Wednesday, November 4, 2009

My Generation

An industry friend, who runs his own digital agency, recently mused that 'old-school is the only school'. What he was referring to was the ongoing debate about the relative merits of 'traditional' and 'digital' agencies. What he meant was that, whatever the media in which you execute, the fundamental questions of a clients' business, brand, audience, and communication, are a constant of brand leadership.

Ana Andjelic stirred up a hornet's nest on Ad Age today by suggesting that the 'traditional' agencies had this down better than the 'digital' agencies.

While Ana may have more brains than tact, she certainly hit a spot with plenty of angry wasps. And that's significant in itself. So I hope she's not feeling too stung by the angry response. Controversy boosts Ad Age's opage views, after all...

Thing is, from my own first-hand experience of working with shops of many different ages, sizes, hues, disciplines, I agree with her central generalized thesis. Under fire, she clarified it thus:
Digital firms: Great at figuring new stuff out. What they are not good at is old knowledge, simply because they don't have it.

* **COMPLETE THE FOLLOWING**:
1. In the blog post on traditional versus digital agencies, on which publication's site did Ana Andjelic stir up a hornet's nest?
2. Pick up the blog post on traditional versus digital agencies right after its final sentence and carry it on.

* **RECORD SET**:
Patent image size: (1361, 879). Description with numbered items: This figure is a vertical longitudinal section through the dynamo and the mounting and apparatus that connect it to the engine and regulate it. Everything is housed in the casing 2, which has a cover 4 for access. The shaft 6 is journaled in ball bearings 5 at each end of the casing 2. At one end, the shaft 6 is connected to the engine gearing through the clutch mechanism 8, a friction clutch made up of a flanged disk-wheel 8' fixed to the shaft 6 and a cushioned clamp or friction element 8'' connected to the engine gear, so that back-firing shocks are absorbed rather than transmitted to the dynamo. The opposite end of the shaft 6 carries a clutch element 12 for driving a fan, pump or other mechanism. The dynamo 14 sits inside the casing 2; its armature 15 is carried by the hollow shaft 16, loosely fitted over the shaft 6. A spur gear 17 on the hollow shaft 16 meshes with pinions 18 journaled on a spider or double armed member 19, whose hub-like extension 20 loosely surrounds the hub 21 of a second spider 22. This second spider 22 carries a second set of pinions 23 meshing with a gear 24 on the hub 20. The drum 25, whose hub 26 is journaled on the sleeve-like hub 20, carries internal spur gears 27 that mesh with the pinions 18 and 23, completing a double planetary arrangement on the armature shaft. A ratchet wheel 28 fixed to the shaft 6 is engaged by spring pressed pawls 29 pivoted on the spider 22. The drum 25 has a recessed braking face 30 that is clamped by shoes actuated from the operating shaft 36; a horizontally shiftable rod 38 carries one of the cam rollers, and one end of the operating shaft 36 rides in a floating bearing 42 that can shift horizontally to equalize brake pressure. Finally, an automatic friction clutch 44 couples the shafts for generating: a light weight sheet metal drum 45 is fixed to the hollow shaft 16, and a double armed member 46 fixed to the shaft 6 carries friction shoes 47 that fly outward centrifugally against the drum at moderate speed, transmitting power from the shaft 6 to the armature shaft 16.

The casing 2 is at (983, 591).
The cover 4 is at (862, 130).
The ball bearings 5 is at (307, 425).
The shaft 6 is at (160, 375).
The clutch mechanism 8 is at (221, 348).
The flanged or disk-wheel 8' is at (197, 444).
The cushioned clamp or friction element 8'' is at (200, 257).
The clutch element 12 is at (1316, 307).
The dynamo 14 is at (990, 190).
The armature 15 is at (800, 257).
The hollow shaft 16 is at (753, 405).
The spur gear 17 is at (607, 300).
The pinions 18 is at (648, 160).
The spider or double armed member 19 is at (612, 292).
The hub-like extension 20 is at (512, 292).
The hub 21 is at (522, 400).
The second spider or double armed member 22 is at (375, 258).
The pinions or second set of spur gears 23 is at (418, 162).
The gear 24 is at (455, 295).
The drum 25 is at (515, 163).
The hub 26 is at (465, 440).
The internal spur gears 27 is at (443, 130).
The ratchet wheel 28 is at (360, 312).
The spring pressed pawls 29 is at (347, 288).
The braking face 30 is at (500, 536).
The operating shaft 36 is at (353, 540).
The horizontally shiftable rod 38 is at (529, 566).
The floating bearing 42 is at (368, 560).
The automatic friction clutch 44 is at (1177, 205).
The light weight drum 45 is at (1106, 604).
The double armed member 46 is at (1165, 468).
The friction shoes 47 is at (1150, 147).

* **ANSWERS GIVEN**:
1. Ad Age

2.
Traditional firms: A lot of old knowledge, some of which is still very relevant and useful. What they are not so good at is gathering the new knowledge.

The main problem with this debate is some fuzzy wording, so for argument I'll define 'old knowledge' to be those fundamental questions of a clients' business, brand, audience, and communication that we outlined above. Not to mention the skills of developing and keeping client relationships. If, like me, you're already identifying the exceptions to Ana's generalizations, you may grudgingly recognize some truth to it as well.

The old and wise have always criticized the young. And the young have always despised the prospect of Age. But eventually the young become old. Perhaps that will be the only real resolution to this debate :)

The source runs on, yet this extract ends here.